* [Record list]

──────────────────────────────

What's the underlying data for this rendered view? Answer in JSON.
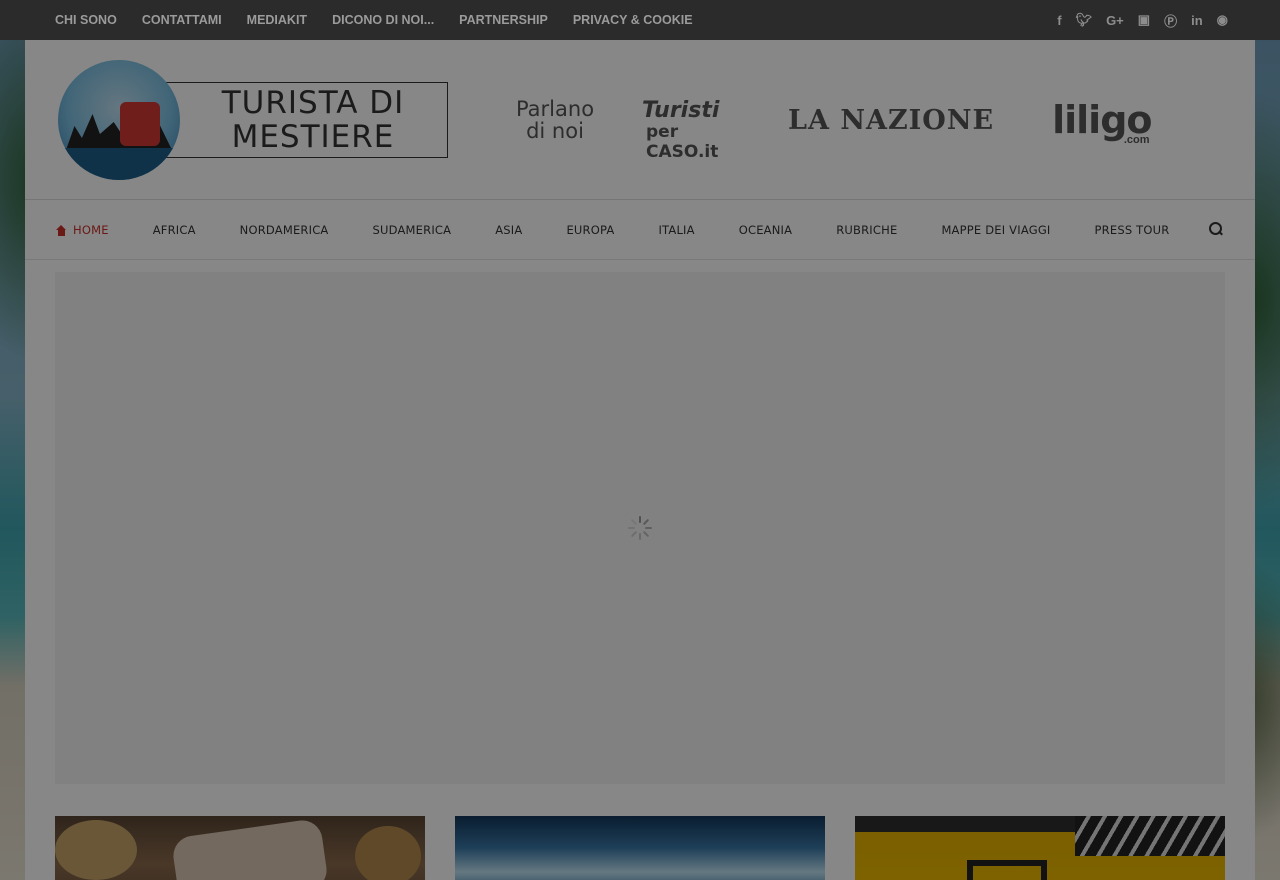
{
  "topbar": {
    "links": [
      "CHI SONO",
      "CONTATTAMI",
      "MEDIAKIT",
      "DICONO DI NOI...",
      "PARTNERSHIP",
      "PRIVACY & COOKIE"
    ],
    "social_icons": [
      "facebook-icon",
      "twitter-icon",
      "google-plus-icon",
      "instagram-icon",
      "pinterest-icon",
      "linkedin-icon",
      "flickr-icon"
    ]
  },
  "logo": {
    "line1": "TURISTA DI",
    "line2": "MESTIERE"
  },
  "press": {
    "label_line1": "Parlano",
    "label_line2": "di noi",
    "tpc_word1": "Turisti",
    "tpc_word2": "per CASO.it",
    "nazione": "LA NAZIONE",
    "liligo": "liligo",
    "liligo_com": ".com"
  },
  "nav": {
    "items": [
      "HOME",
      "AFRICA",
      "NORDAMERICA",
      "SUDAMERICA",
      "ASIA",
      "EUROPA",
      "ITALIA",
      "OCEANIA",
      "RUBRICHE",
      "MAPPE DEI VIAGGI",
      "PRESS TOUR"
    ]
  },
  "colors": {
    "accent": "#c9302c",
    "topbar_bg": "#2b2b2b"
  }
}
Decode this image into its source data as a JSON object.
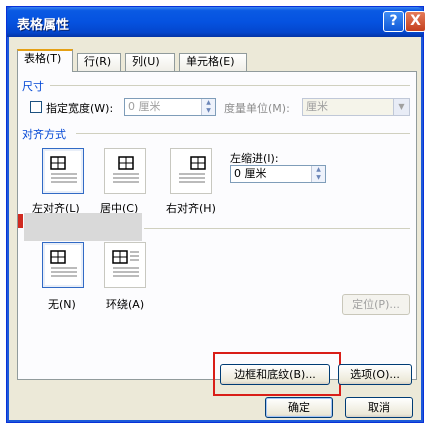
{
  "window": {
    "title": "表格属性",
    "help_label": "?",
    "close_label": "X"
  },
  "tabs": [
    {
      "label": "表格(T)",
      "active": true
    },
    {
      "label": "行(R)",
      "active": false
    },
    {
      "label": "列(U)",
      "active": false
    },
    {
      "label": "单元格(E)",
      "active": false
    }
  ],
  "size_section": {
    "title": "尺寸",
    "specify_width_label": "指定宽度(W):",
    "width_value": "0 厘米",
    "unit_label": "度量单位(M):",
    "unit_value": "厘米"
  },
  "alignment_section": {
    "title": "对齐方式",
    "options": [
      {
        "label": "左对齐(L)",
        "icon": "align-left-icon",
        "selected": true
      },
      {
        "label": "居中(C)",
        "icon": "align-center-icon",
        "selected": false
      },
      {
        "label": "右对齐(H)",
        "icon": "align-right-icon",
        "selected": false
      }
    ],
    "indent_label": "左缩进(I):",
    "indent_value": "0 厘米"
  },
  "wrap_section": {
    "options": [
      {
        "label": "无(N)",
        "icon": "wrap-none-icon",
        "selected": true
      },
      {
        "label": "环绕(A)",
        "icon": "wrap-around-icon",
        "selected": false
      }
    ],
    "position_label": "定位(P)..."
  },
  "buttons": {
    "borders_shading": "边框和底纹(B)...",
    "options": "选项(O)...",
    "ok": "确定",
    "cancel": "取消"
  },
  "colors": {
    "highlight": "#d91e18",
    "accent": "#0046d5"
  }
}
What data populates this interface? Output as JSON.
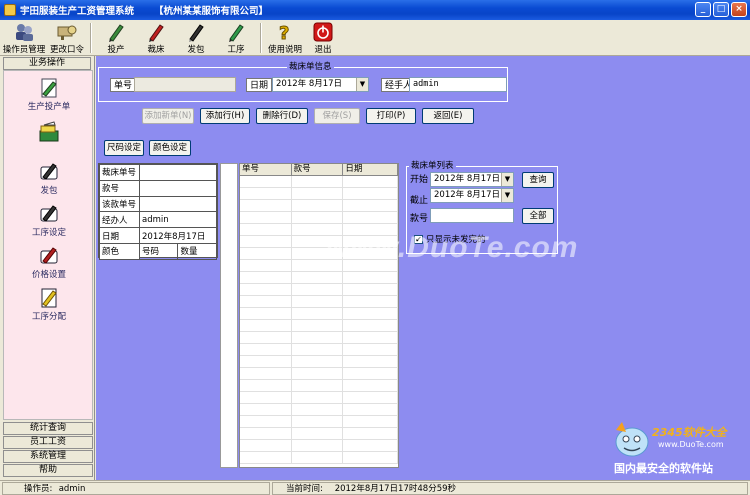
{
  "window": {
    "app_title": "宇田服装生产工资管理系统",
    "company": "【杭州某某服饰有限公司】",
    "min_label": "_",
    "max_label": "□",
    "close_label": "×"
  },
  "toolbar": {
    "operator_mgmt": "操作员管理",
    "change_password": "更改口令",
    "dispatch": "投产",
    "cutting": "裁床",
    "outsource": "发包",
    "process": "工序",
    "help": "使用说明",
    "exit": "退出"
  },
  "sidebar": {
    "header": "业务操作",
    "items": [
      {
        "label": "生产投产单",
        "icon": "production-order-icon"
      },
      {
        "label": "",
        "icon": "cutting-icon"
      },
      {
        "label": "发包",
        "icon": "outsource-icon"
      },
      {
        "label": "工序设定",
        "icon": "process-setup-icon"
      },
      {
        "label": "价格设置",
        "icon": "price-setup-icon"
      },
      {
        "label": "工序分配",
        "icon": "process-allocation-icon"
      }
    ],
    "bottom": [
      "统计查询",
      "员工工资",
      "系统管理",
      "帮助"
    ]
  },
  "cutting_info": {
    "group_title": "裁床单信息",
    "order_no_label": "单号",
    "order_no_value": "",
    "date_label": "日期",
    "date_value": "2012年 8月17日",
    "handler_label": "经手人",
    "handler_value": "admin"
  },
  "actions": {
    "add_new": "添加新单(N)",
    "add_row": "添加行(H)",
    "delete_row": "删除行(D)",
    "save": "保存(S)",
    "print": "打印(P)",
    "back": "返回(E)",
    "size_setup": "尺码设定",
    "color_setup": "颜色设定"
  },
  "form_table": {
    "rows": [
      {
        "label": "裁床单号",
        "value": ""
      },
      {
        "label": "款号",
        "value": ""
      },
      {
        "label": "该款单号",
        "value": ""
      },
      {
        "label": "经办人",
        "value": "admin"
      },
      {
        "label": "日期",
        "value": "2012年8月17日"
      }
    ],
    "last_row": [
      "颜色",
      "号码",
      "数量"
    ]
  },
  "list": {
    "headers": [
      "单号",
      "款号",
      "日期"
    ]
  },
  "cutting_list": {
    "group_title": "裁床单列表",
    "start_label": "开始",
    "start_value": "2012年 8月17日",
    "end_label": "截止",
    "end_value": "2012年 8月17日",
    "style_label": "款号",
    "style_value": "",
    "query": "查询",
    "all": "全部",
    "only_unfinished": "只显示未发完的",
    "only_unfinished_checked": true
  },
  "status": {
    "operator_label": "操作员:",
    "operator_value": "admin",
    "time_label": "当前时间:",
    "time_value": "2012年8月17日17时48分59秒"
  },
  "watermark": {
    "text": "www.DuoTe.com",
    "logo_text": "2345软件大全",
    "logo_url": "www.DuoTe.com",
    "slogan": "国内最安全的软件站"
  }
}
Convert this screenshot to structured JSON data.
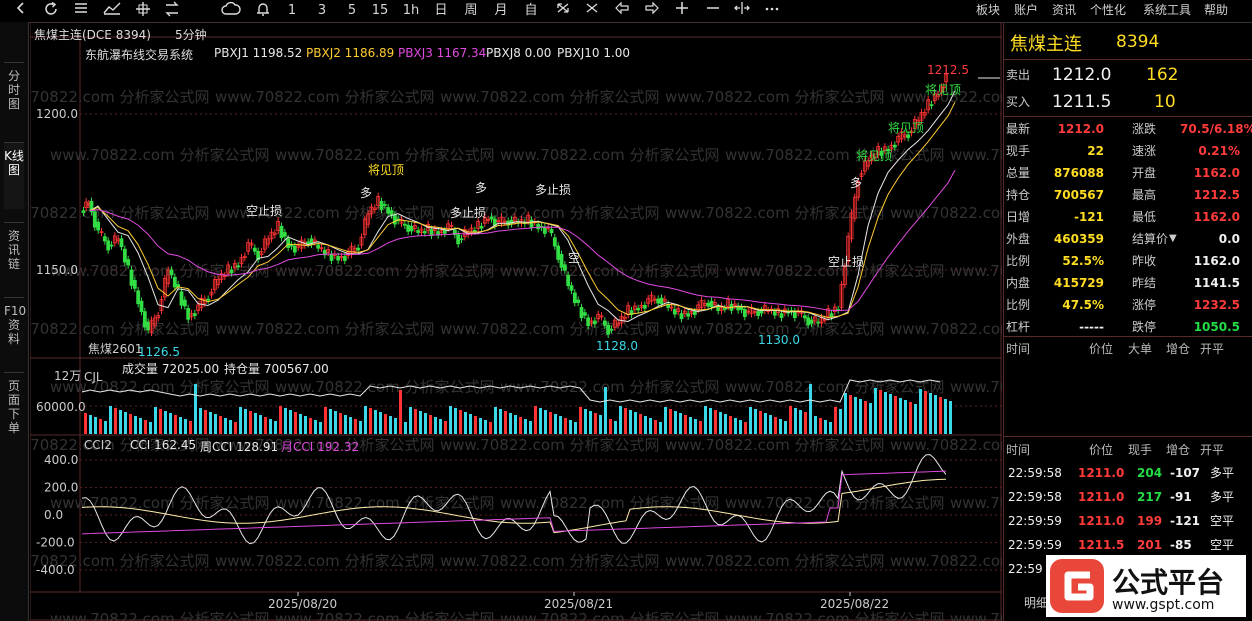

──────────────────────────────

* [Task to complete] Print all of the records shown above exactly, leaving out each picture.

* [Problem solution]
What's the underlying data for this rendered view? Answer in JSON.
{
  "topbar": {
    "links": [
      "CHI SONO",
      "CONTATTAMI",
      "MEDIAKIT",
      "DICONO DI NOI...",
      "PARTNERSHIP",
      "PRIVACY & COOKIE"
    ],
    "social_icons": [
      "facebook-icon",
      "twitter-icon",
      "google-plus-icon",
      "instagram-icon",
      "pinterest-icon",
      "linkedin-icon",
      "flickr-icon"
    ]
  },
  "logo": {
    "line1": "TURISTA DI",
    "line2": "MESTIERE"
  },
  "press": {
    "label_line1": "Parlano",
    "label_line2": "di noi",
    "tpc_word1": "Turisti",
    "tpc_word2": "per CASO.it",
    "nazione": "LA NAZIONE",
    "liligo": "liligo",
    "liligo_com": ".com"
  },
  "nav": {
    "items": [
      "HOME",
      "AFRICA",
      "NORDAMERICA",
      "SUDAMERICA",
      "ASIA",
      "EUROPA",
      "ITALIA",
      "OCEANIA",
      "RUBRICHE",
      "MAPPE DEI VIAGGI",
      "PRESS TOUR"
    ]
  },
  "colors": {
    "accent": "#c9302c",
    "topbar_bg": "#2b2b2b"
  }
}
Decode this image into its source data as a JSON object.
{
  "window": {
    "title": "表格属性",
    "help_label": "?",
    "close_label": "X"
  },
  "tabs": [
    {
      "label": "表格(T)",
      "active": true
    },
    {
      "label": "行(R)",
      "active": false
    },
    {
      "label": "列(U)",
      "active": false
    },
    {
      "label": "单元格(E)",
      "active": false
    }
  ],
  "size_section": {
    "title": "尺寸",
    "specify_width_label": "指定宽度(W):",
    "width_value": "0 厘米",
    "unit_label": "度量单位(M):",
    "unit_value": "厘米"
  },
  "alignment_section": {
    "title": "对齐方式",
    "options": [
      {
        "label": "左对齐(L)",
        "icon": "align-left-icon",
        "selected": true
      },
      {
        "label": "居中(C)",
        "icon": "align-center-icon",
        "selected": false
      },
      {
        "label": "右对齐(H)",
        "icon": "align-right-icon",
        "selected": false
      }
    ],
    "indent_label": "左缩进(I):",
    "indent_value": "0 厘米"
  },
  "wrap_section": {
    "options": [
      {
        "label": "无(N)",
        "icon": "wrap-none-icon",
        "selected": true
      },
      {
        "label": "环绕(A)",
        "icon": "wrap-around-icon",
        "selected": false
      }
    ],
    "position_label": "定位(P)..."
  },
  "buttons": {
    "borders_shading": "边框和底纹(B)...",
    "options": "选项(O)...",
    "ok": "确定",
    "cancel": "取消"
  },
  "colors": {
    "highlight": "#d91e18",
    "accent": "#0046d5"
  }
}
What data populates this interface? Output as JSON.
{
  "window": {
    "app_title": "宇田服装生产工资管理系统",
    "company": "【杭州某某服饰有限公司】",
    "min_label": "_",
    "max_label": "□",
    "close_label": "×"
  },
  "toolbar": {
    "operator_mgmt": "操作员管理",
    "change_password": "更改口令",
    "dispatch": "投产",
    "cutting": "裁床",
    "outsource": "发包",
    "process": "工序",
    "help": "使用说明",
    "exit": "退出"
  },
  "sidebar": {
    "header": "业务操作",
    "items": [
      {
        "label": "生产投产单",
        "icon": "production-order-icon"
      },
      {
        "label": "",
        "icon": "cutting-icon"
      },
      {
        "label": "发包",
        "icon": "outsource-icon"
      },
      {
        "label": "工序设定",
        "icon": "process-setup-icon"
      },
      {
        "label": "价格设置",
        "icon": "price-setup-icon"
      },
      {
        "label": "工序分配",
        "icon": "process-allocation-icon"
      }
    ],
    "bottom": [
      "统计查询",
      "员工工资",
      "系统管理",
      "帮助"
    ]
  },
  "cutting_info": {
    "group_title": "裁床单信息",
    "order_no_label": "单号",
    "order_no_value": "",
    "date_label": "日期",
    "date_value": "2012年 8月17日",
    "handler_label": "经手人",
    "handler_value": "admin"
  },
  "actions": {
    "add_new": "添加新单(N)",
    "add_row": "添加行(H)",
    "delete_row": "删除行(D)",
    "save": "保存(S)",
    "print": "打印(P)",
    "back": "返回(E)",
    "size_setup": "尺码设定",
    "color_setup": "颜色设定"
  },
  "form_table": {
    "rows": [
      {
        "label": "裁床单号",
        "value": ""
      },
      {
        "label": "款号",
        "value": ""
      },
      {
        "label": "该款单号",
        "value": ""
      },
      {
        "label": "经办人",
        "value": "admin"
      },
      {
        "label": "日期",
        "value": "2012年8月17日"
      }
    ],
    "last_row": [
      "颜色",
      "号码",
      "数量"
    ]
  },
  "list": {
    "headers": [
      "单号",
      "款号",
      "日期"
    ]
  },
  "cutting_list": {
    "group_title": "裁床单列表",
    "start_label": "开始",
    "start_value": "2012年 8月17日",
    "end_label": "截止",
    "end_value": "2012年 8月17日",
    "style_label": "款号",
    "style_value": "",
    "query": "查询",
    "all": "全部",
    "only_unfinished": "只显示未发完的",
    "only_unfinished_checked": true
  },
  "status": {
    "operator_label": "操作员:",
    "operator_value": "admin",
    "time_label": "当前时间:",
    "time_value": "2012年8月17日17时48分59秒"
  },
  "watermark": {
    "text": "www.DuoTe.com",
    "logo_text": "2345软件大全",
    "logo_url": "www.DuoTe.com",
    "slogan": "国内最安全的软件站"
  }
}
Convert this screenshot to structured JSON data.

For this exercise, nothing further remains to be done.